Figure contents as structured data
******************************

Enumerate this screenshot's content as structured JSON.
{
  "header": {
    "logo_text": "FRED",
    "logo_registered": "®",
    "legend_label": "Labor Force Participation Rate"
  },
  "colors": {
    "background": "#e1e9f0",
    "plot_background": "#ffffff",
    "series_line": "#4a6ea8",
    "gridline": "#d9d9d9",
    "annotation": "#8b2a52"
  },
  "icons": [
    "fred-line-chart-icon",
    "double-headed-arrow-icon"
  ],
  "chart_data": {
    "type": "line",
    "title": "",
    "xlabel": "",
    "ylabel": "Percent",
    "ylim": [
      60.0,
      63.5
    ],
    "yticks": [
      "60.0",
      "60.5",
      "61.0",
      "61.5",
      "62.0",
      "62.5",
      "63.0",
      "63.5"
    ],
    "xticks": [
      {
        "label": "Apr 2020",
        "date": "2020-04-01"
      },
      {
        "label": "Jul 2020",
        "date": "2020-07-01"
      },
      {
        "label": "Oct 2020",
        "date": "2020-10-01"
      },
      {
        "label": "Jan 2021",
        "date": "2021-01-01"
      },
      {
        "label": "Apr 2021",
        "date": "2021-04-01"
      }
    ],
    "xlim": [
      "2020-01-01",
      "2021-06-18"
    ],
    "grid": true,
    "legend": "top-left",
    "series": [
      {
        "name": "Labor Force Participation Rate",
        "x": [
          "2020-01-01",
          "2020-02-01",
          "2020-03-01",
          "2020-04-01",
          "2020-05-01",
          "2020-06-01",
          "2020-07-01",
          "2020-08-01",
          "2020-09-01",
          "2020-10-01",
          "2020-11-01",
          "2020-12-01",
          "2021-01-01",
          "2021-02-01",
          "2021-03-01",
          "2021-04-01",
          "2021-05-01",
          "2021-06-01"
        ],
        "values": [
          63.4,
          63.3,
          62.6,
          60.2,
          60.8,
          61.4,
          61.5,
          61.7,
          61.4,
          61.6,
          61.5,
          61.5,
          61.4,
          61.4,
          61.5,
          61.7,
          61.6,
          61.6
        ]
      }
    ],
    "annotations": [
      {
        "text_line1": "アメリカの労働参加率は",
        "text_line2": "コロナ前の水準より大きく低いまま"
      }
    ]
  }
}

******************************

- [Written instruction]: Give all of the entries again, word for word.

- [Answer below]:
Enumerate this screenshot's content as structured JSON.
{
  "header": {
    "logo_text": "FRED",
    "logo_registered": "®",
    "legend_label": "Labor Force Participation Rate"
  },
  "colors": {
    "background": "#e1e9f0",
    "plot_background": "#ffffff",
    "series_line": "#4a6ea8",
    "gridline": "#d9d9d9",
    "annotation": "#8b2a52"
  },
  "icons": [
    "fred-line-chart-icon",
    "double-headed-arrow-icon"
  ],
  "chart_data": {
    "type": "line",
    "title": "",
    "xlabel": "",
    "ylabel": "Percent",
    "ylim": [
      60.0,
      63.5
    ],
    "yticks": [
      "60.0",
      "60.5",
      "61.0",
      "61.5",
      "62.0",
      "62.5",
      "63.0",
      "63.5"
    ],
    "xticks": [
      {
        "label": "Apr 2020",
        "date": "2020-04-01"
      },
      {
        "label": "Jul 2020",
        "date": "2020-07-01"
      },
      {
        "label": "Oct 2020",
        "date": "2020-10-01"
      },
      {
        "label": "Jan 2021",
        "date": "2021-01-01"
      },
      {
        "label": "Apr 2021",
        "date": "2021-04-01"
      }
    ],
    "xlim": [
      "2020-01-01",
      "2021-06-18"
    ],
    "grid": true,
    "legend": "top-left",
    "series": [
      {
        "name": "Labor Force Participation Rate",
        "x": [
          "2020-01-01",
          "2020-02-01",
          "2020-03-01",
          "2020-04-01",
          "2020-05-01",
          "2020-06-01",
          "2020-07-01",
          "2020-08-01",
          "2020-09-01",
          "2020-10-01",
          "2020-11-01",
          "2020-12-01",
          "2021-01-01",
          "2021-02-01",
          "2021-03-01",
          "2021-04-01",
          "2021-05-01",
          "2021-06-01"
        ],
        "values": [
          63.4,
          63.3,
          62.6,
          60.2,
          60.8,
          61.4,
          61.5,
          61.7,
          61.4,
          61.6,
          61.5,
          61.5,
          61.4,
          61.4,
          61.5,
          61.7,
          61.6,
          61.6
        ]
      }
    ],
    "annotations": [
      {
        "text_line1": "アメリカの労働参加率は",
        "text_line2": "コロナ前の水準より大きく低いまま"
      }
    ]
  }
}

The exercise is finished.